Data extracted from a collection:
::::::::::
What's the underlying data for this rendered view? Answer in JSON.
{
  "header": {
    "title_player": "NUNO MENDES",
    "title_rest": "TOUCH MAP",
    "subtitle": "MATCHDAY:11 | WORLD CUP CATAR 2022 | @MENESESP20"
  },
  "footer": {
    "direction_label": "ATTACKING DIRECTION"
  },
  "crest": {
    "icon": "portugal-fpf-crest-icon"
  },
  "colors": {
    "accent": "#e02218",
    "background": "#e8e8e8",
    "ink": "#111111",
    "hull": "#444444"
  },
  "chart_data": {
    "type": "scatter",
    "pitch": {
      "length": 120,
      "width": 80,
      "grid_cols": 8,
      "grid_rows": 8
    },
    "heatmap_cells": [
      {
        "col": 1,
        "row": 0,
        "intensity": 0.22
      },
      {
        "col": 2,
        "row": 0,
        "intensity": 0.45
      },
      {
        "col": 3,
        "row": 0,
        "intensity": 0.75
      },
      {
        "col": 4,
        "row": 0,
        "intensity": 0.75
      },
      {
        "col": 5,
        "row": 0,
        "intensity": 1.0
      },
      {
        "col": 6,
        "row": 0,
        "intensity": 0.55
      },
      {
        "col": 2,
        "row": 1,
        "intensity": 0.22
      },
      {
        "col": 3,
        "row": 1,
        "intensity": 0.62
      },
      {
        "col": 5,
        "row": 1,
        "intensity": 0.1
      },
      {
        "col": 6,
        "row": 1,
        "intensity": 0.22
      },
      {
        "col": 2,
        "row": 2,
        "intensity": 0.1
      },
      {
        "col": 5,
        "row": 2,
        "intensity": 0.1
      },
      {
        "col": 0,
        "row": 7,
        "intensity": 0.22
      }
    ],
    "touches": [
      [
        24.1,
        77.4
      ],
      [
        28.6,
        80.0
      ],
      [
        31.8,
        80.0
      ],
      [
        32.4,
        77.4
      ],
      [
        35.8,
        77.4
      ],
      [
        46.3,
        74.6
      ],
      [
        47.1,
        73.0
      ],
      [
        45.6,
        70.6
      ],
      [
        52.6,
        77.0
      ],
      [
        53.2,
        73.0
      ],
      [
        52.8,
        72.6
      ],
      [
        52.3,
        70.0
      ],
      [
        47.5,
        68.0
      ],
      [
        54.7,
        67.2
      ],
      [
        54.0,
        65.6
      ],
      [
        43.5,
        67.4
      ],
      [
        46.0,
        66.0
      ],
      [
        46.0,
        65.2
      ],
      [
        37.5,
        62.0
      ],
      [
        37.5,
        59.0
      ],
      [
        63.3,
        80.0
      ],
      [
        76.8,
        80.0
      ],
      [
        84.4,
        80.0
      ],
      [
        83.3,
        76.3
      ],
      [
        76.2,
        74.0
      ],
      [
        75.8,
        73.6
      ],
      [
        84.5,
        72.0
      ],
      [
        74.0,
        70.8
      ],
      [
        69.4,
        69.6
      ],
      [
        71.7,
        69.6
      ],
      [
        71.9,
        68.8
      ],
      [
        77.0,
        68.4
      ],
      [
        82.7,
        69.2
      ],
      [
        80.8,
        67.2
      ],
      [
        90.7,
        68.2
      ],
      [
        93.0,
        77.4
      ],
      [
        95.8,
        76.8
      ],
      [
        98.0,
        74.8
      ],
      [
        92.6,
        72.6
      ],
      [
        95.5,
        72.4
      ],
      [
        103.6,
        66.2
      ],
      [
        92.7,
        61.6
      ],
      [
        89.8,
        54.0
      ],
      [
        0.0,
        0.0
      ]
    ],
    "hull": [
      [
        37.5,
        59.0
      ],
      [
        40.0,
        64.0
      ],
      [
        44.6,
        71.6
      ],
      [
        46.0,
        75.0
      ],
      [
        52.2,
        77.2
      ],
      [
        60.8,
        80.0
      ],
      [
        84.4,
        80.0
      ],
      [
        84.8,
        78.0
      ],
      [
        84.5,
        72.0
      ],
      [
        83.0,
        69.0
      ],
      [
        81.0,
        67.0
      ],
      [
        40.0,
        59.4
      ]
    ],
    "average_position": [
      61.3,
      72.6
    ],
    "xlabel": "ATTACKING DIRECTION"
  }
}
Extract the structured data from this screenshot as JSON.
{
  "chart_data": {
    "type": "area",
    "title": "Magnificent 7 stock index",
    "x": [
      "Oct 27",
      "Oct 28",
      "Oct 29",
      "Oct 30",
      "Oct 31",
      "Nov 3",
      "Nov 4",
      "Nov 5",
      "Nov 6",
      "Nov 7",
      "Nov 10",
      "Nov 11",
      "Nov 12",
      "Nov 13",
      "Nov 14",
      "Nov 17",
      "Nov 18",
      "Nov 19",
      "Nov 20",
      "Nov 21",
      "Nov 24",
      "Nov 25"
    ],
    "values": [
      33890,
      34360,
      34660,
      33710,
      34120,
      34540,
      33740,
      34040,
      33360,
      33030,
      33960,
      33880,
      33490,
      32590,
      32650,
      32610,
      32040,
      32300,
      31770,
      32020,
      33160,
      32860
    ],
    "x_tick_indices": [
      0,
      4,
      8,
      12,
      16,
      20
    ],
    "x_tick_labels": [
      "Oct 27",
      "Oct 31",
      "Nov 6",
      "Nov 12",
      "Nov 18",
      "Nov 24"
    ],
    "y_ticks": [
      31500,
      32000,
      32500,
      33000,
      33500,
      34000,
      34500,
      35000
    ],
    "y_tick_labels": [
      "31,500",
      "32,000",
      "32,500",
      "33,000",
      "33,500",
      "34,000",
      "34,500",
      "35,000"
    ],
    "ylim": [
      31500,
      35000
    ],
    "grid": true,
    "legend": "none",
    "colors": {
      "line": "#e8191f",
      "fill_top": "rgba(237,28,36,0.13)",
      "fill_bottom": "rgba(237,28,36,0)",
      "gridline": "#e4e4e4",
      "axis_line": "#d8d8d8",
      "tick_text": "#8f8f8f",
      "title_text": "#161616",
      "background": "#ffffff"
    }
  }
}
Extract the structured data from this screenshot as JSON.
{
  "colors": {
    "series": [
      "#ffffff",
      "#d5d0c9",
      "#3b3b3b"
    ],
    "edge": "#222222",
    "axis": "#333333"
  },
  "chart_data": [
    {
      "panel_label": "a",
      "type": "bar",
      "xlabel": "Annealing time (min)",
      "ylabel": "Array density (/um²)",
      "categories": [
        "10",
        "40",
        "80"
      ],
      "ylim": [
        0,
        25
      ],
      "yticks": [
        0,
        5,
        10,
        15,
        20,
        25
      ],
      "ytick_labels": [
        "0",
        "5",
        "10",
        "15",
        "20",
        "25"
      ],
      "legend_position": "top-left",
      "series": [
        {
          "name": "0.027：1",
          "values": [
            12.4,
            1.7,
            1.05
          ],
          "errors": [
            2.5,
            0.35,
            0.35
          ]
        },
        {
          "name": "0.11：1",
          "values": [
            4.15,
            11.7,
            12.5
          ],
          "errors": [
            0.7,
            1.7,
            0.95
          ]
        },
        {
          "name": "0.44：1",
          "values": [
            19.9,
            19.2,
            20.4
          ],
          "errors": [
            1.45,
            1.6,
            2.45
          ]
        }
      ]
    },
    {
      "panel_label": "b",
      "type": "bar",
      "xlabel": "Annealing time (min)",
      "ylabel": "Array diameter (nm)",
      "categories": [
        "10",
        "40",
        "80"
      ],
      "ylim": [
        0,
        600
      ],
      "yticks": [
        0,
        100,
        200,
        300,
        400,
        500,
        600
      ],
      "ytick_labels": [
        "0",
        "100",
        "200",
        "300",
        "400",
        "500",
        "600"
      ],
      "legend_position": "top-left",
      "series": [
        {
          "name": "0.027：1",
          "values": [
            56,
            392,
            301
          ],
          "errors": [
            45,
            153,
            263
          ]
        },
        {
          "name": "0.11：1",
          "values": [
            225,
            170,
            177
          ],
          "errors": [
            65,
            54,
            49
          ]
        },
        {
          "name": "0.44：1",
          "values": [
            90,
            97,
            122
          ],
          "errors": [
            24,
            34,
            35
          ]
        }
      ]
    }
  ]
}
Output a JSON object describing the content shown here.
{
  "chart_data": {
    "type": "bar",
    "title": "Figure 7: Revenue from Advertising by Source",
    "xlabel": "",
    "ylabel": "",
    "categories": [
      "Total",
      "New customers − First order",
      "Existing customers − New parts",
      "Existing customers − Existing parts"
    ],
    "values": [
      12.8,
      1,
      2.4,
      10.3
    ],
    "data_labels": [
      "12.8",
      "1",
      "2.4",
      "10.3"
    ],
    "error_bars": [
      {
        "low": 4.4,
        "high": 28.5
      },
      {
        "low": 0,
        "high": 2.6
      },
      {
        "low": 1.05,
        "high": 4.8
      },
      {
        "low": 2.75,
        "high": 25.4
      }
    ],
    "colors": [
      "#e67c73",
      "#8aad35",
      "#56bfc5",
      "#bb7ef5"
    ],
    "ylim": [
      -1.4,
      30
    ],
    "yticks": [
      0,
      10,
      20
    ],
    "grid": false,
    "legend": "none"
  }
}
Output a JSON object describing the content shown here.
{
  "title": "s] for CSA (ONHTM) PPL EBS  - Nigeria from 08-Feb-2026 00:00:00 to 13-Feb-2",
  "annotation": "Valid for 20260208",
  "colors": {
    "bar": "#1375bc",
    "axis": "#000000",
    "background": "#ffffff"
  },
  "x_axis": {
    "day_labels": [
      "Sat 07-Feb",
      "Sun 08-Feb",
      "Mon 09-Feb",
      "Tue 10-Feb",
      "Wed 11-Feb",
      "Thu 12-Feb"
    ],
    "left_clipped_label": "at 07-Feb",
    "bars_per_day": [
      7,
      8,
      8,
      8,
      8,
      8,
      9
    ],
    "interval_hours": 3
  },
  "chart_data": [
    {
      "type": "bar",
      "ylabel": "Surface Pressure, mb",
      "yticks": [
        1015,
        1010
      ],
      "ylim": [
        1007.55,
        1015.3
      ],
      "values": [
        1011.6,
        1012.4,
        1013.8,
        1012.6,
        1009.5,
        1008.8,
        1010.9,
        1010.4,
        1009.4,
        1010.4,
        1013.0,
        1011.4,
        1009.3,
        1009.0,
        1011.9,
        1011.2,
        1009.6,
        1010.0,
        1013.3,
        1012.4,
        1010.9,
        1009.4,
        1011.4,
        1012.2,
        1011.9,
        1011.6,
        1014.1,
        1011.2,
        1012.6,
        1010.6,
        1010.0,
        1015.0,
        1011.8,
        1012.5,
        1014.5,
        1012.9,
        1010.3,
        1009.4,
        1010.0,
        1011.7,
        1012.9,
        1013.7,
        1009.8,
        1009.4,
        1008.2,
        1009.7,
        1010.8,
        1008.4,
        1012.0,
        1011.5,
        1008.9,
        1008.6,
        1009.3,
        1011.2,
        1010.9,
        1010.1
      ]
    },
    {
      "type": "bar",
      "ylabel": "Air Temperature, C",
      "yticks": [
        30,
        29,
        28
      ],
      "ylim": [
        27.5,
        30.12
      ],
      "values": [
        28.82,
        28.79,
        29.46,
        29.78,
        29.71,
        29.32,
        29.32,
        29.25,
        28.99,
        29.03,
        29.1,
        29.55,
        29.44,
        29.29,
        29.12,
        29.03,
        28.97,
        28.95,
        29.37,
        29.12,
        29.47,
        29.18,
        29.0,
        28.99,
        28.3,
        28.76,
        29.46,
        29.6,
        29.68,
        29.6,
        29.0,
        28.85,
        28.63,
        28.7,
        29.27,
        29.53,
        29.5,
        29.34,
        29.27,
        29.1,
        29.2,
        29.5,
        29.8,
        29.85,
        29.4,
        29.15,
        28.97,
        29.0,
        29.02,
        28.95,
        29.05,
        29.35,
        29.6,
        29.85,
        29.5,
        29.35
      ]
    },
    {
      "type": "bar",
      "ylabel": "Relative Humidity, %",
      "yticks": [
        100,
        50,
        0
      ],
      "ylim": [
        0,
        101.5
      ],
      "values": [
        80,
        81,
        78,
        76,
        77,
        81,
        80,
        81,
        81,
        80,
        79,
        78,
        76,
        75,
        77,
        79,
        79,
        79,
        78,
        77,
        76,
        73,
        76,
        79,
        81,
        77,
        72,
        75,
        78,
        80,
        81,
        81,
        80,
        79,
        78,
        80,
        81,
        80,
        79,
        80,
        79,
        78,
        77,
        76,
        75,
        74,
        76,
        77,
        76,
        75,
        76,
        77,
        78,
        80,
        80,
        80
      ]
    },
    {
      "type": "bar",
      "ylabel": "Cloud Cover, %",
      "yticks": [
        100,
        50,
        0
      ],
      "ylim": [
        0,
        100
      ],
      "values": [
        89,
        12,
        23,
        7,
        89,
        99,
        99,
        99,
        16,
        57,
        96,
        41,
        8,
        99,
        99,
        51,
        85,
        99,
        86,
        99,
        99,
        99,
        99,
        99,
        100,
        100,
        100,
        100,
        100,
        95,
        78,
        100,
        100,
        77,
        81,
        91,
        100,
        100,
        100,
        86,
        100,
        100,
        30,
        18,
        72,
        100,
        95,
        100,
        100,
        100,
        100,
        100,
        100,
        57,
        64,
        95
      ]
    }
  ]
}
::::::::::
THE PROBLEM:
Copy every line in the listing above where the string "DIRECTION" turns up.

ANSWER BELOW:
    "direction_label": "ATTACKING DIRECTION"
    "xlabel": "ATTACKING DIRECTION"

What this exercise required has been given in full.